What is being asked » From the line containing "Decode this image" through the last line of the entries, output the text exactly. Pictures stay out.

**** Input ****

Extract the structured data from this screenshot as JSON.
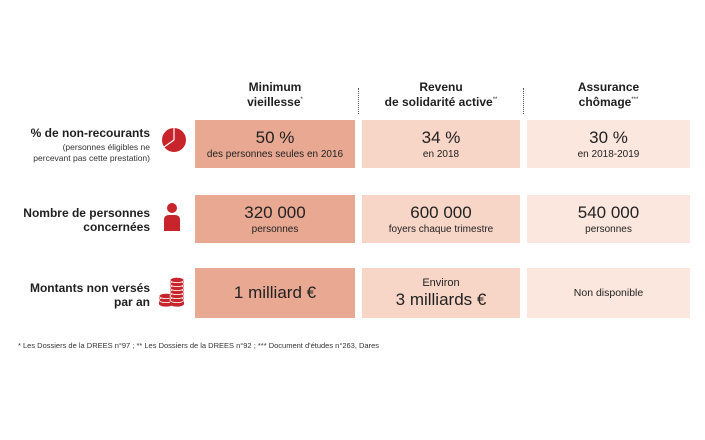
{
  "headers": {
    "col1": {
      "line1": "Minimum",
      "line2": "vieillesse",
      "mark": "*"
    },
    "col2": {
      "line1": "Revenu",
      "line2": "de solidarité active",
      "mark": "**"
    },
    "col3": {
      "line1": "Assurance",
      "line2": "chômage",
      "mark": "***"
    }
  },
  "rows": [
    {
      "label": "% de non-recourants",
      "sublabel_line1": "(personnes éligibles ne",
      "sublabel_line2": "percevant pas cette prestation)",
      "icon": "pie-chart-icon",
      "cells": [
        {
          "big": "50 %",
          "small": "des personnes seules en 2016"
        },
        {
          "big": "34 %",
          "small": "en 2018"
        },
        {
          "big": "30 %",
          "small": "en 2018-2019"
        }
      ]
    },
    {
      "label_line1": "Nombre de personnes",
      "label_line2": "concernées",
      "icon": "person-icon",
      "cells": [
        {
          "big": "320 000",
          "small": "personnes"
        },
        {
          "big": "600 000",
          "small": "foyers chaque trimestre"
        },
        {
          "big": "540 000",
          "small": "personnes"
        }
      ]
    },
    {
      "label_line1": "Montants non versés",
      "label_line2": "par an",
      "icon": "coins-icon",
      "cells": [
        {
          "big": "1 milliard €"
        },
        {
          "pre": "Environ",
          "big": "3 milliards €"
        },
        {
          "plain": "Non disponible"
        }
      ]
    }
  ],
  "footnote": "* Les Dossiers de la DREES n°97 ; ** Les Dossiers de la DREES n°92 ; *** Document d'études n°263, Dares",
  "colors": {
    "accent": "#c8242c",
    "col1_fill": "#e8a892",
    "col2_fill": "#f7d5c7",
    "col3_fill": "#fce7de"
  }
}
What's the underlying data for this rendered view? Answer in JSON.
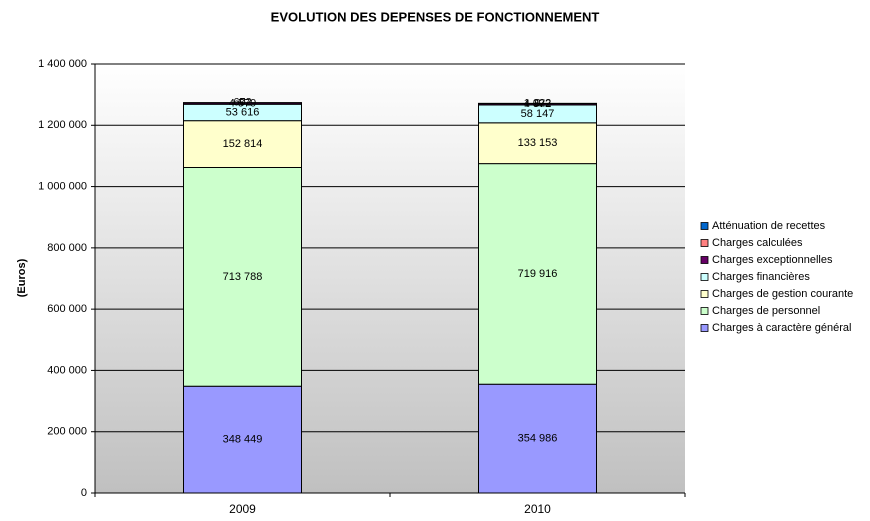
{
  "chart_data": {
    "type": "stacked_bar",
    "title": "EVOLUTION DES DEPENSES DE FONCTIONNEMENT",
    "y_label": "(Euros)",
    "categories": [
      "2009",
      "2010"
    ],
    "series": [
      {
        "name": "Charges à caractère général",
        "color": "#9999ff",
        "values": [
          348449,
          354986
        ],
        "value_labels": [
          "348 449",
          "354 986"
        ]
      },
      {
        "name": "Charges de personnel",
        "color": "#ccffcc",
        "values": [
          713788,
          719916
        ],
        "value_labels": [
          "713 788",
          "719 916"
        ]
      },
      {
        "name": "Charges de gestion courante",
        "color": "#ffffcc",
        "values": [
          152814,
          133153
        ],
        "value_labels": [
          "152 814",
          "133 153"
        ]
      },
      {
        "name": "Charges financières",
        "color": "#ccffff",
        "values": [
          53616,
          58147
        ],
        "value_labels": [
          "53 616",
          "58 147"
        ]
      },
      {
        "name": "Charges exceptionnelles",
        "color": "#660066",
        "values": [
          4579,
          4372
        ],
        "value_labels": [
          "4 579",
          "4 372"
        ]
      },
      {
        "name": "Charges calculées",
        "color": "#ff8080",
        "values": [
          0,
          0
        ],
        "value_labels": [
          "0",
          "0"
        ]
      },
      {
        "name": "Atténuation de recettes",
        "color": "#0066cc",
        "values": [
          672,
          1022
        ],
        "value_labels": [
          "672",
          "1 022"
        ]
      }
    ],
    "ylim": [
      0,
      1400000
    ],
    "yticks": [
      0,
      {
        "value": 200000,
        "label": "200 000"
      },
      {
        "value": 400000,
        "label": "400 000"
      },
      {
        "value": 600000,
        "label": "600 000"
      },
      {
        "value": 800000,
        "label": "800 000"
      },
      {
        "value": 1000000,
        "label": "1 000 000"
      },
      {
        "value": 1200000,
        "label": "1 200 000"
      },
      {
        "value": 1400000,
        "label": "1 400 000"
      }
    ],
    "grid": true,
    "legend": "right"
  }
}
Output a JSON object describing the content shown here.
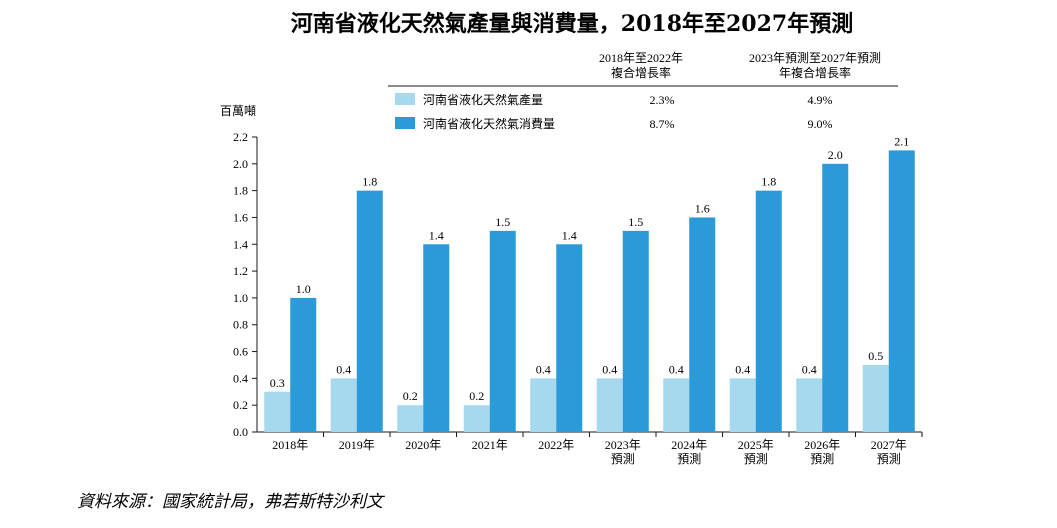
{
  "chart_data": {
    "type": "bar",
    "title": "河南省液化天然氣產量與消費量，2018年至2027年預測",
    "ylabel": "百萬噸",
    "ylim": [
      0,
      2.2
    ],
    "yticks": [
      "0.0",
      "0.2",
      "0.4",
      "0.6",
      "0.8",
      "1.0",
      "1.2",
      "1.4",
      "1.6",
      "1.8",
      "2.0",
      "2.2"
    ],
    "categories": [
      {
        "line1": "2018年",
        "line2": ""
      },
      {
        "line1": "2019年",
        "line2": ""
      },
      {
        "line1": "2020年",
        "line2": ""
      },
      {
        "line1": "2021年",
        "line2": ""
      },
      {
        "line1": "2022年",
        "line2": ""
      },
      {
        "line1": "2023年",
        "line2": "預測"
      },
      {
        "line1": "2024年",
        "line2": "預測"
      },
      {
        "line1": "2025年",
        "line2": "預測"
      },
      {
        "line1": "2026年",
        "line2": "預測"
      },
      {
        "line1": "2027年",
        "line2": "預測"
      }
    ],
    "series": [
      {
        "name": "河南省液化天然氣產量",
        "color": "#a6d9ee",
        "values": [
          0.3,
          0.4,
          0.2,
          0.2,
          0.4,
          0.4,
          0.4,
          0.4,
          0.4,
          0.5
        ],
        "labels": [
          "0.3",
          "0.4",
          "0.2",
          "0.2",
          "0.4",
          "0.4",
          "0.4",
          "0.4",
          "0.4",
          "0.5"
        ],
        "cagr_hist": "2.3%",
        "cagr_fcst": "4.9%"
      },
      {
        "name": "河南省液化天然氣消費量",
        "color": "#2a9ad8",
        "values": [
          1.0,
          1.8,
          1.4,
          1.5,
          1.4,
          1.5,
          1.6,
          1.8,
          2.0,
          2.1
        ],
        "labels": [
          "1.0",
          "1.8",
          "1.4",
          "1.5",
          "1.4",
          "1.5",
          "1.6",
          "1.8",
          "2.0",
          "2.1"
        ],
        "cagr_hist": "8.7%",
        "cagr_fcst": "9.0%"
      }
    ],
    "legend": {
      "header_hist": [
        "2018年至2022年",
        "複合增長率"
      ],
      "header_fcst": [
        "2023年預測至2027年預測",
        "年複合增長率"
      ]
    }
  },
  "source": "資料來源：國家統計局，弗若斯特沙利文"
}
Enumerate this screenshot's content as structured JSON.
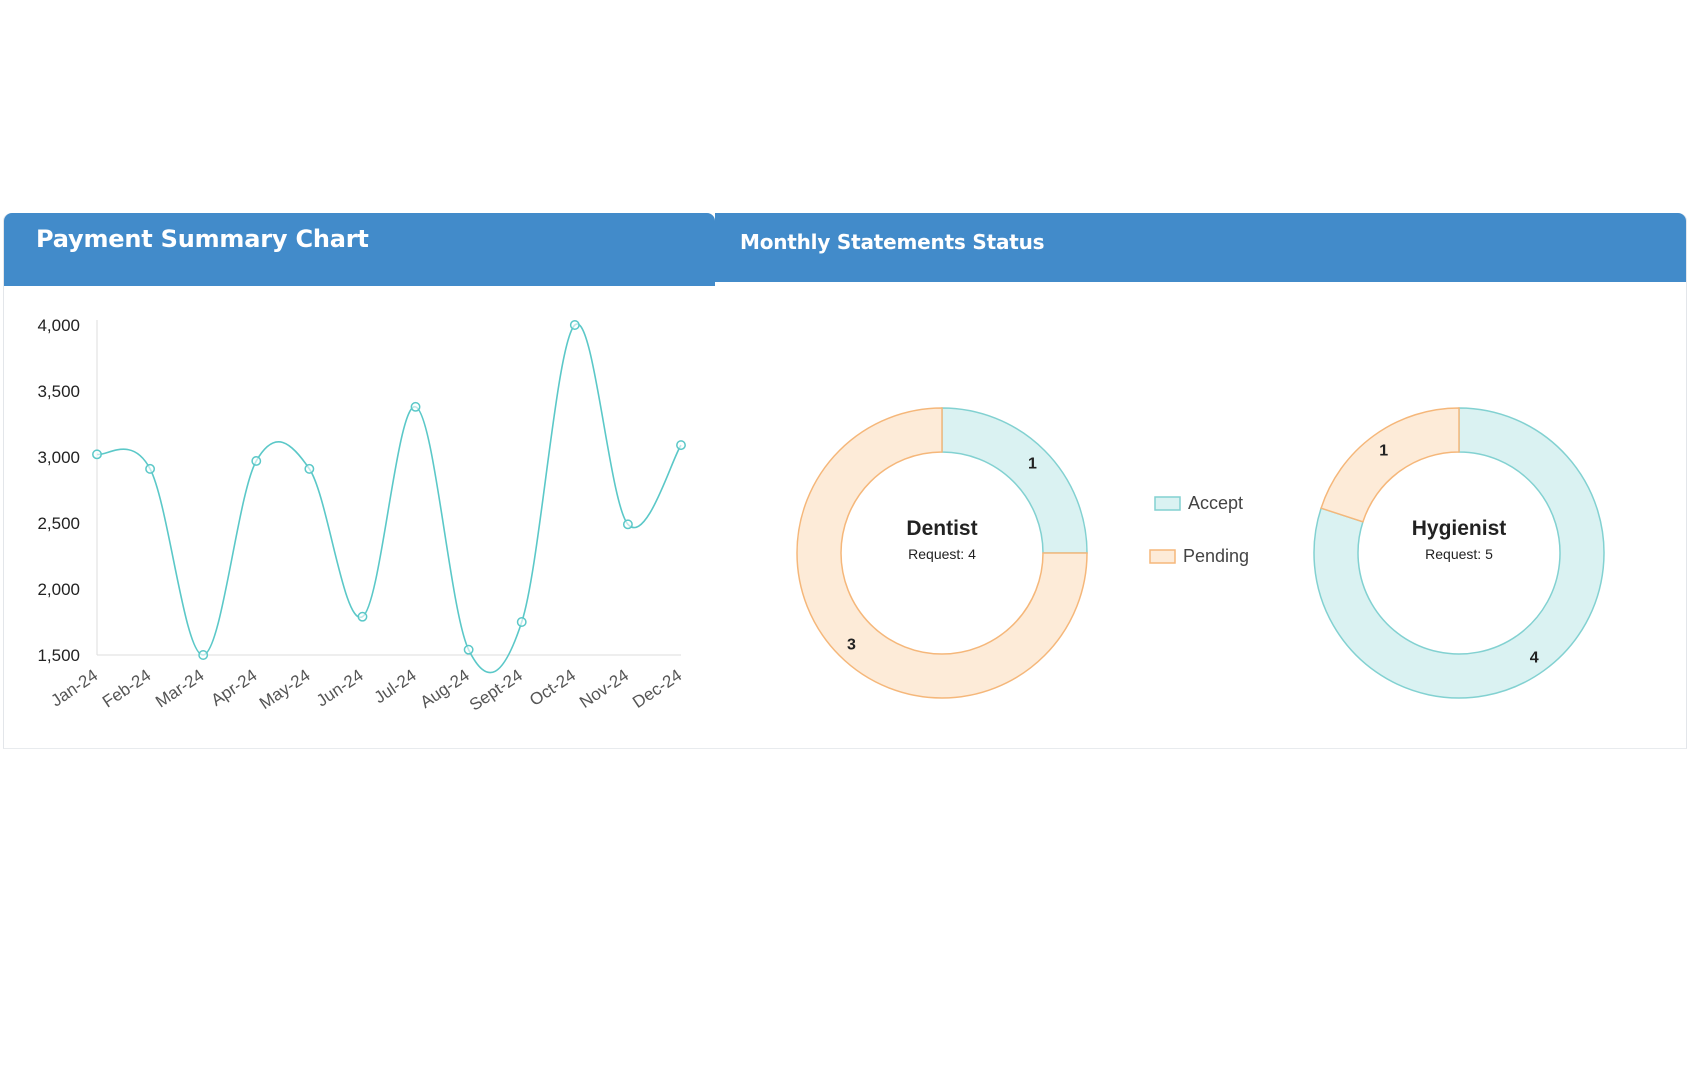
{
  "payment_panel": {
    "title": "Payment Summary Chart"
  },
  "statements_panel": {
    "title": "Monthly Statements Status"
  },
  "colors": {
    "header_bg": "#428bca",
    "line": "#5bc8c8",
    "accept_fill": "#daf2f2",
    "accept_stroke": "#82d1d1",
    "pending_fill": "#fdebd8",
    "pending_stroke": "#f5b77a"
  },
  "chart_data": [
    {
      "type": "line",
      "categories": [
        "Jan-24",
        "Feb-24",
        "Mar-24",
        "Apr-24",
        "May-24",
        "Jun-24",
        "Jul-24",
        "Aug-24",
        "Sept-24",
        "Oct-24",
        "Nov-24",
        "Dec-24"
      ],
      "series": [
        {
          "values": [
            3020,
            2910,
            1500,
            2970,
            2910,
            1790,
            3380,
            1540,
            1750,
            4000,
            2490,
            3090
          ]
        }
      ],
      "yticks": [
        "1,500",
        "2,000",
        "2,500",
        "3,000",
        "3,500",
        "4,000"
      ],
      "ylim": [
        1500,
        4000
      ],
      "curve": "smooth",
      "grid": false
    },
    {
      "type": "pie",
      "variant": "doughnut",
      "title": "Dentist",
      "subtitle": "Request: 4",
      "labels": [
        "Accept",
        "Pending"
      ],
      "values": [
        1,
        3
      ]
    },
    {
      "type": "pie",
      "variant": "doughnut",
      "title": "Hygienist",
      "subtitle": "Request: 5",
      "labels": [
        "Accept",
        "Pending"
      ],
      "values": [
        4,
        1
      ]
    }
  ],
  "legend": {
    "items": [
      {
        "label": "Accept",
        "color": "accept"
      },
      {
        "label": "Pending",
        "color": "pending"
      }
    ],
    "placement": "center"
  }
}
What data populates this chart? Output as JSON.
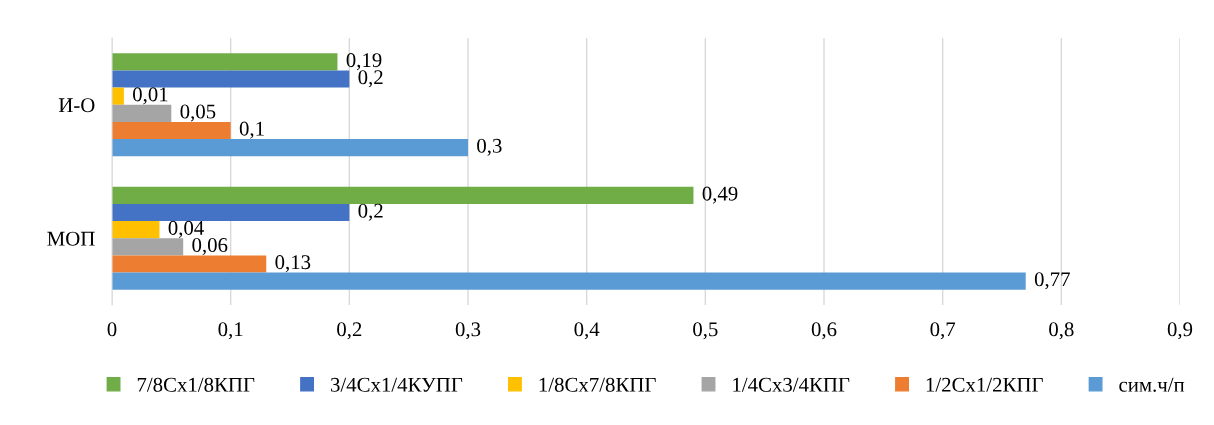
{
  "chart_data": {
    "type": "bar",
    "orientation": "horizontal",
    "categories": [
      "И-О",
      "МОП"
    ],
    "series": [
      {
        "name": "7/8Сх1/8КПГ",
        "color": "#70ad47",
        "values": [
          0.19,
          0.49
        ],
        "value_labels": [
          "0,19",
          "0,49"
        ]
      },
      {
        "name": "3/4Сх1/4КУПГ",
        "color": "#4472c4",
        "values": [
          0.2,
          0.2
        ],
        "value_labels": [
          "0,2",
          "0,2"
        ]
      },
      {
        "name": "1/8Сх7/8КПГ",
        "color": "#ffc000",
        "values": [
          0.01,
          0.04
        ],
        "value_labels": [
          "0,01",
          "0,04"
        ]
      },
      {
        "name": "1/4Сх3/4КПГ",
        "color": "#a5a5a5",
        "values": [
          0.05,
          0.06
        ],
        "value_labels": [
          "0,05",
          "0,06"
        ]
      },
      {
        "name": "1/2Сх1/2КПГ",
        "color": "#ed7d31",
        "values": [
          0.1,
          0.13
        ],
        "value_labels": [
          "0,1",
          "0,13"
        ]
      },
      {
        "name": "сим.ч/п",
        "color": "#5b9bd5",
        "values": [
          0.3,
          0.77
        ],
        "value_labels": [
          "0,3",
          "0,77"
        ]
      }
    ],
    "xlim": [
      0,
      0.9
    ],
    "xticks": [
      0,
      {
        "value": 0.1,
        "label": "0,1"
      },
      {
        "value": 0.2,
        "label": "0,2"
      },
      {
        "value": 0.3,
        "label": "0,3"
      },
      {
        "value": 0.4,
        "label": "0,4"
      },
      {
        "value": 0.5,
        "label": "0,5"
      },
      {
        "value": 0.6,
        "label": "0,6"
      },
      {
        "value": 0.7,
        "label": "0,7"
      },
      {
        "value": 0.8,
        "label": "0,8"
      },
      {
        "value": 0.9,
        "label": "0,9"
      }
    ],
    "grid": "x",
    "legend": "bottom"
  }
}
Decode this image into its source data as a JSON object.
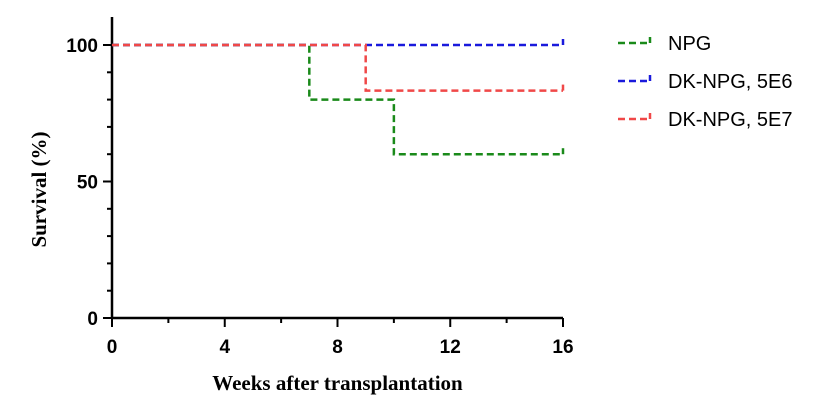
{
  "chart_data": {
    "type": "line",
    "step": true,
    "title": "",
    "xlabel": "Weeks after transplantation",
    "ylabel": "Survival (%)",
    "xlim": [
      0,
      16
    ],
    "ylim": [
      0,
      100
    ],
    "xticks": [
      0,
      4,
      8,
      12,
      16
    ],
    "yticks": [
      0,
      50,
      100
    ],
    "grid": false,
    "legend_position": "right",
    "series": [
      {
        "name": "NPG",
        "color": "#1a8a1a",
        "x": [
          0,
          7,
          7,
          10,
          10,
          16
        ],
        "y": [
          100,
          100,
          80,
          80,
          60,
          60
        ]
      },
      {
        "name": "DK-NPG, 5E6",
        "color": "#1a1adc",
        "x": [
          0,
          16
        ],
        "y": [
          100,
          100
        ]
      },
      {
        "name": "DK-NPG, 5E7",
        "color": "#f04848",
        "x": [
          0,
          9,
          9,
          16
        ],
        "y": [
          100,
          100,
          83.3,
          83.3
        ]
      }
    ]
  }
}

****

Finished exercise »
Decode this image into its source data as a JSON object.
{
  "chart_data": {
    "type": "line",
    "step": true,
    "title": "",
    "xlabel": "Weeks after transplantation",
    "ylabel": "Survival (%)",
    "xlim": [
      0,
      16
    ],
    "ylim": [
      0,
      100
    ],
    "xticks": [
      0,
      4,
      8,
      12,
      16
    ],
    "yticks": [
      0,
      50,
      100
    ],
    "grid": false,
    "legend_position": "right",
    "series": [
      {
        "name": "NPG",
        "color": "#1a8a1a",
        "x": [
          0,
          7,
          7,
          10,
          10,
          16
        ],
        "y": [
          100,
          100,
          80,
          80,
          60,
          60
        ]
      },
      {
        "name": "DK-NPG, 5E6",
        "color": "#1a1adc",
        "x": [
          0,
          16
        ],
        "y": [
          100,
          100
        ]
      },
      {
        "name": "DK-NPG, 5E7",
        "color": "#f04848",
        "x": [
          0,
          9,
          9,
          16
        ],
        "y": [
          100,
          100,
          83.3,
          83.3
        ]
      }
    ]
  }
}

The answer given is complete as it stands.